RECORD LIST -
"""

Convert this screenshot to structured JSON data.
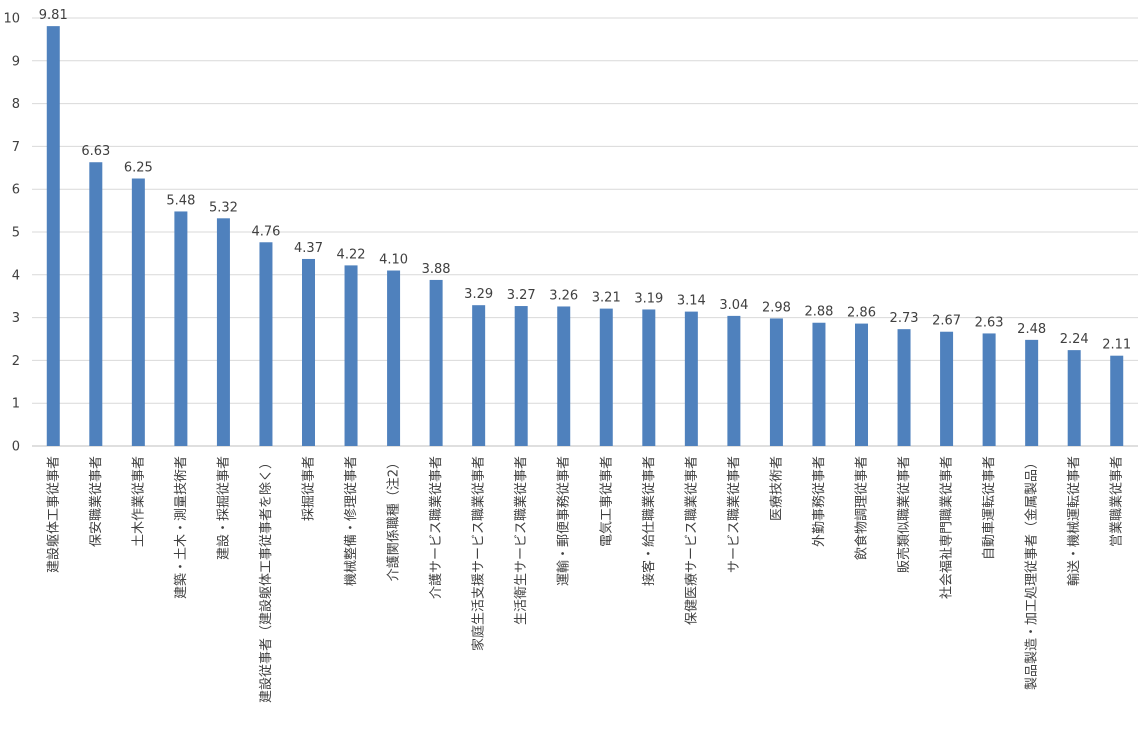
{
  "chart_data": {
    "type": "bar",
    "title": "",
    "xlabel": "",
    "ylabel": "",
    "ylim": [
      0,
      10
    ],
    "yticks": [
      0,
      1,
      2,
      3,
      4,
      5,
      6,
      7,
      8,
      9,
      10
    ],
    "grid": true,
    "legend": "none",
    "bar_color": "#4f81bd",
    "categories": [
      "建設躯体工事従事者",
      "保安職業従事者",
      "土木作業従事者",
      "建築・土木・測量技術者",
      "建設・採掘従事者",
      "建設従事者（建設躯体工事従事者を除く）",
      "採掘従事者",
      "機械整備・修理従事者",
      "介護関係職種（注2）",
      "介護サービス職業従事者",
      "家庭生活支援サービス職業従事者",
      "生活衛生サービス職業従事者",
      "運輸・郵便事務従事者",
      "電気工事従事者",
      "接客・給仕職業従事者",
      "保健医療サービス職業従事者",
      "サービス職業従事者",
      "医療技術者",
      "外勤事務従事者",
      "飲食物調理従事者",
      "販売類似職業従事者",
      "社会福祉専門職業従事者",
      "自動車運転従事者",
      "製品製造・加工処理従事者（金属製品）",
      "輸送・機械運転従事者",
      "営業職業従事者"
    ],
    "values": [
      9.81,
      6.63,
      6.25,
      5.48,
      5.32,
      4.76,
      4.37,
      4.22,
      4.1,
      3.88,
      3.29,
      3.27,
      3.26,
      3.21,
      3.19,
      3.14,
      3.04,
      2.98,
      2.88,
      2.86,
      2.73,
      2.67,
      2.63,
      2.48,
      2.24,
      2.11
    ],
    "value_labels": [
      "9.81",
      "6.63",
      "6.25",
      "5.48",
      "5.32",
      "4.76",
      "4.37",
      "4.22",
      "4.10",
      "3.88",
      "3.29",
      "3.27",
      "3.26",
      "3.21",
      "3.19",
      "3.14",
      "3.04",
      "2.98",
      "2.88",
      "2.86",
      "2.73",
      "2.67",
      "2.63",
      "2.48",
      "2.24",
      "2.11"
    ]
  }
}
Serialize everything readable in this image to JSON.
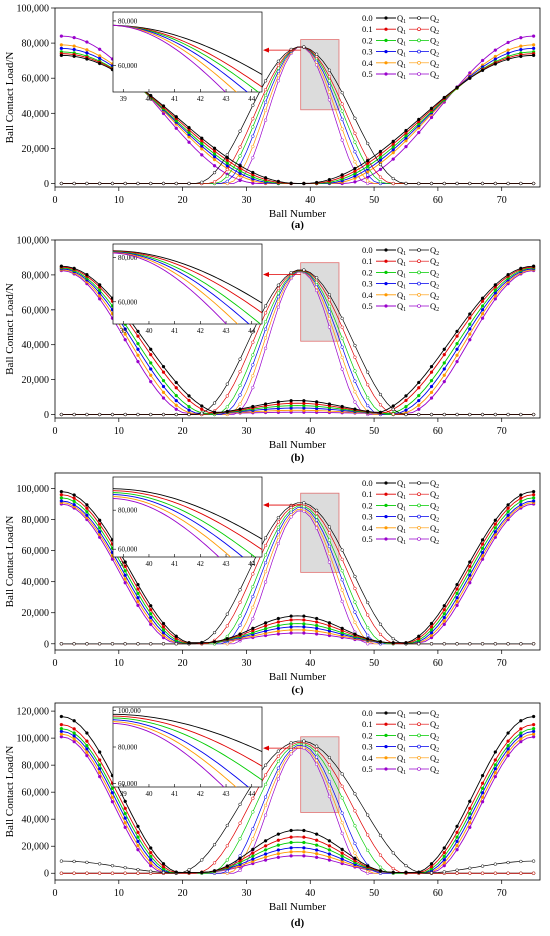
{
  "colors": [
    "#000000",
    "#e00000",
    "#00cc00",
    "#0000ee",
    "#ff9900",
    "#9900cc"
  ],
  "chart_data": [
    {
      "type": "line",
      "caption": "(a)",
      "xlabel": "Ball Number",
      "ylabel": "Ball Contact Load/N",
      "xlim": [
        0,
        76
      ],
      "ylim": [
        -2000,
        100000
      ],
      "xticks": [
        0,
        10,
        20,
        30,
        40,
        50,
        60,
        70
      ],
      "yticks": [
        0,
        20000,
        40000,
        60000,
        80000,
        100000
      ],
      "ytick_labels": [
        "0",
        "20,000",
        "40,000",
        "60,000",
        "80,000",
        "100,000"
      ],
      "legend": {
        "placement": "top-right",
        "labels": [
          "0.0",
          "0.1",
          "0.2",
          "0.3",
          "0.4",
          "0.5"
        ],
        "q1": "Q",
        "q2": "Q",
        "sub1": "1",
        "sub2": "2"
      },
      "q1": {
        "peak": [
          73000,
          74000,
          75000,
          77000,
          79000,
          84000
        ],
        "zero_l": [
          38,
          37,
          36,
          35,
          34,
          32
        ],
        "zero_r": [
          39,
          40,
          41,
          42,
          43,
          45
        ]
      },
      "q2": {
        "peak": [
          78000,
          78000,
          78000,
          78000,
          78000,
          78000
        ],
        "start": [
          22,
          24,
          25,
          26,
          27,
          28
        ],
        "end": [
          55,
          53,
          52,
          51,
          50,
          49
        ]
      },
      "region": [
        38.5,
        44.5,
        42000,
        82000
      ],
      "inset": {
        "xlim": [
          38.6,
          44.4
        ],
        "ylim": [
          48000,
          84000
        ],
        "xticks": [
          39,
          40,
          41,
          42,
          43,
          44
        ],
        "yticks": [
          60000,
          80000
        ],
        "ytick_labels": [
          "60,000",
          "80,000"
        ]
      }
    },
    {
      "type": "line",
      "caption": "(b)",
      "xlabel": "Ball Number",
      "ylabel": "Ball Contact Load/N",
      "xlim": [
        0,
        76
      ],
      "ylim": [
        -2000,
        100000
      ],
      "xticks": [
        0,
        10,
        20,
        30,
        40,
        50,
        60,
        70
      ],
      "yticks": [
        0,
        20000,
        40000,
        60000,
        80000,
        100000
      ],
      "ytick_labels": [
        "0",
        "20,000",
        "40,000",
        "60,000",
        "80,000",
        "100,000"
      ],
      "legend": {
        "placement": "top-right",
        "labels": [
          "0.0",
          "0.1",
          "0.2",
          "0.3",
          "0.4",
          "0.5"
        ],
        "q1": "Q",
        "q2": "Q",
        "sub1": "1",
        "sub2": "2"
      },
      "q1": {
        "peak": [
          85000,
          84500,
          84000,
          83500,
          83000,
          82500
        ],
        "zero_l": [
          27,
          26,
          24.5,
          23.5,
          22.5,
          21.5
        ],
        "zero_r": [
          49,
          50,
          51.5,
          52.5,
          53.5,
          54.5
        ],
        "mid": [
          8000,
          6500,
          5000,
          3500,
          2000,
          800
        ]
      },
      "q2": {
        "peak": [
          83000,
          82800,
          82600,
          82400,
          82200,
          82000
        ],
        "start": [
          22,
          23.5,
          25,
          26,
          27,
          28
        ],
        "end": [
          55,
          53.5,
          52,
          51,
          50,
          49
        ]
      },
      "region": [
        38.5,
        44.5,
        42000,
        87000
      ],
      "inset": {
        "xlim": [
          38.6,
          44.4
        ],
        "ylim": [
          50000,
          86000
        ],
        "xticks": [
          39,
          40,
          41,
          42,
          43,
          44
        ],
        "yticks": [
          60000,
          80000
        ],
        "ytick_labels": [
          "60,000",
          "80,000"
        ]
      }
    },
    {
      "type": "line",
      "caption": "(c)",
      "xlabel": "Ball Number",
      "ylabel": "Ball Contact Load/N",
      "xlim": [
        0,
        76
      ],
      "ylim": [
        -4000,
        110000
      ],
      "xticks": [
        0,
        10,
        20,
        30,
        40,
        50,
        60,
        70
      ],
      "yticks": [
        0,
        20000,
        40000,
        60000,
        80000,
        100000
      ],
      "ytick_labels": [
        "0",
        "20,000",
        "40,000",
        "60,000",
        "80,000",
        "100,000"
      ],
      "legend": {
        "placement": "top-right",
        "labels": [
          "0.0",
          "0.1",
          "0.2",
          "0.3",
          "0.4",
          "0.5"
        ],
        "q1": "Q",
        "q2": "Q",
        "sub1": "1",
        "sub2": "2"
      },
      "q1": {
        "peak": [
          98000,
          96000,
          94000,
          92000,
          91000,
          90000
        ],
        "zero_l": [
          22,
          21.5,
          21,
          20.5,
          20,
          19.5
        ],
        "zero_r": [
          54,
          54.5,
          55,
          55.5,
          56,
          56.5
        ],
        "mid": [
          18000,
          15500,
          13000,
          11000,
          9000,
          7000
        ]
      },
      "q2": {
        "peak": [
          91000,
          90000,
          89000,
          88000,
          87000,
          86000
        ],
        "start": [
          22,
          23.5,
          25,
          26,
          27,
          28
        ],
        "end": [
          55,
          53.5,
          52,
          51,
          50,
          49
        ]
      },
      "region": [
        38.5,
        44.5,
        46000,
        97000
      ],
      "inset": {
        "xlim": [
          38.6,
          44.4
        ],
        "ylim": [
          56000,
          97000
        ],
        "xticks": [
          39,
          40,
          41,
          42,
          43,
          44
        ],
        "yticks": [
          60000,
          80000
        ],
        "ytick_labels": [
          "60,000",
          "80,000"
        ]
      }
    },
    {
      "type": "line",
      "caption": "(d)",
      "xlabel": "Ball Number",
      "ylabel": "Ball Contact Load/N",
      "xlim": [
        0,
        76
      ],
      "ylim": [
        -5000,
        126000
      ],
      "xticks": [
        0,
        10,
        20,
        30,
        40,
        50,
        60,
        70
      ],
      "yticks": [
        0,
        20000,
        40000,
        60000,
        80000,
        100000,
        120000
      ],
      "ytick_labels": [
        "0",
        "20,000",
        "40,000",
        "60,000",
        "80,000",
        "100,000",
        "120,000"
      ],
      "legend": {
        "placement": "top-right",
        "labels": [
          "0.0",
          "0.1",
          "0.2",
          "0.3",
          "0.4",
          "0.5"
        ],
        "q1": "Q",
        "q2": "Q",
        "sub1": "1",
        "sub2": "2"
      },
      "q1": {
        "peak": [
          116000,
          110000,
          107000,
          105000,
          103000,
          101000
        ],
        "zero_l": [
          20,
          19.5,
          19,
          18.5,
          18,
          17.5
        ],
        "zero_r": [
          56,
          56.5,
          57,
          57.5,
          58,
          58.5
        ],
        "mid": [
          32000,
          27000,
          23000,
          19000,
          16000,
          13000
        ]
      },
      "q2": {
        "peak": [
          98000,
          97000,
          96000,
          95000,
          94000,
          93000
        ],
        "start": [
          19,
          22,
          24,
          26,
          27,
          28
        ],
        "end": [
          58,
          55,
          53,
          51,
          50,
          49
        ],
        "edge": [
          9000,
          0,
          0,
          0,
          0,
          0
        ]
      },
      "region": [
        38.5,
        44.5,
        45000,
        101000
      ],
      "inset": {
        "xlim": [
          38.6,
          44.4
        ],
        "ylim": [
          58000,
          102000
        ],
        "xticks": [
          39,
          40,
          41,
          42,
          43,
          44
        ],
        "yticks": [
          60000,
          80000,
          100000
        ],
        "ytick_labels": [
          "60,000",
          "80,000",
          "100,000"
        ]
      }
    }
  ]
}
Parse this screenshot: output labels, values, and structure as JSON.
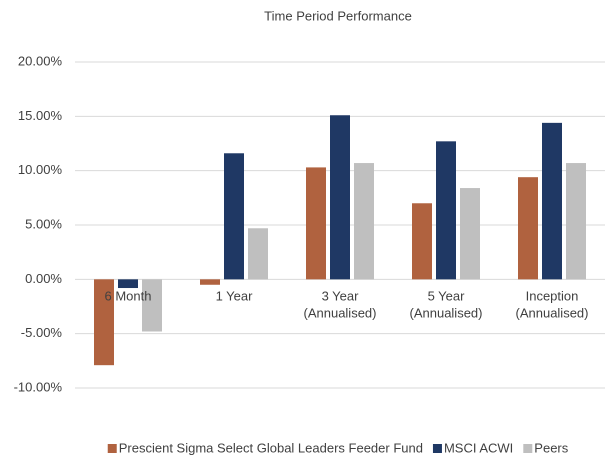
{
  "chart_data": {
    "type": "bar",
    "title": "Time Period Performance",
    "categories": [
      [
        "6 Month"
      ],
      [
        "1 Year"
      ],
      [
        "3 Year",
        "(Annualised)"
      ],
      [
        "5 Year",
        "(Annualised)"
      ],
      [
        "Inception",
        "(Annualised)"
      ]
    ],
    "series": [
      {
        "name": "Prescient Sigma Select Global Leaders Feeder Fund",
        "color": "#b0623f",
        "values": [
          -7.9,
          -0.5,
          10.3,
          7.0,
          9.4
        ]
      },
      {
        "name": "MSCI ACWI",
        "color": "#1f3864",
        "values": [
          -0.8,
          11.6,
          15.1,
          12.7,
          14.4
        ]
      },
      {
        "name": "Peers",
        "color": "#bfbfbf",
        "values": [
          -4.8,
          4.7,
          10.7,
          8.4,
          10.7
        ]
      }
    ],
    "ylim": [
      -10,
      20
    ],
    "yticks": [
      {
        "value": -10,
        "label": "-10.00%"
      },
      {
        "value": -5,
        "label": "-5.00%"
      },
      {
        "value": 0,
        "label": "0.00%"
      },
      {
        "value": 5,
        "label": "5.00%"
      },
      {
        "value": 10,
        "label": "10.00%"
      },
      {
        "value": 15,
        "label": "15.00%"
      },
      {
        "value": 20,
        "label": "20.00%"
      }
    ],
    "grid": true,
    "legend": "bottom"
  }
}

"""

EXERCISE INSTRUCTIONS -
From the data above, copy out every line with the string "JSON" in it.

WRITTEN REPLY -
Convert this screenshot to structured JSON data.
Serialize everything readable in this image to JSON.
Parse this screenshot: output labels, values, and structure as JSON.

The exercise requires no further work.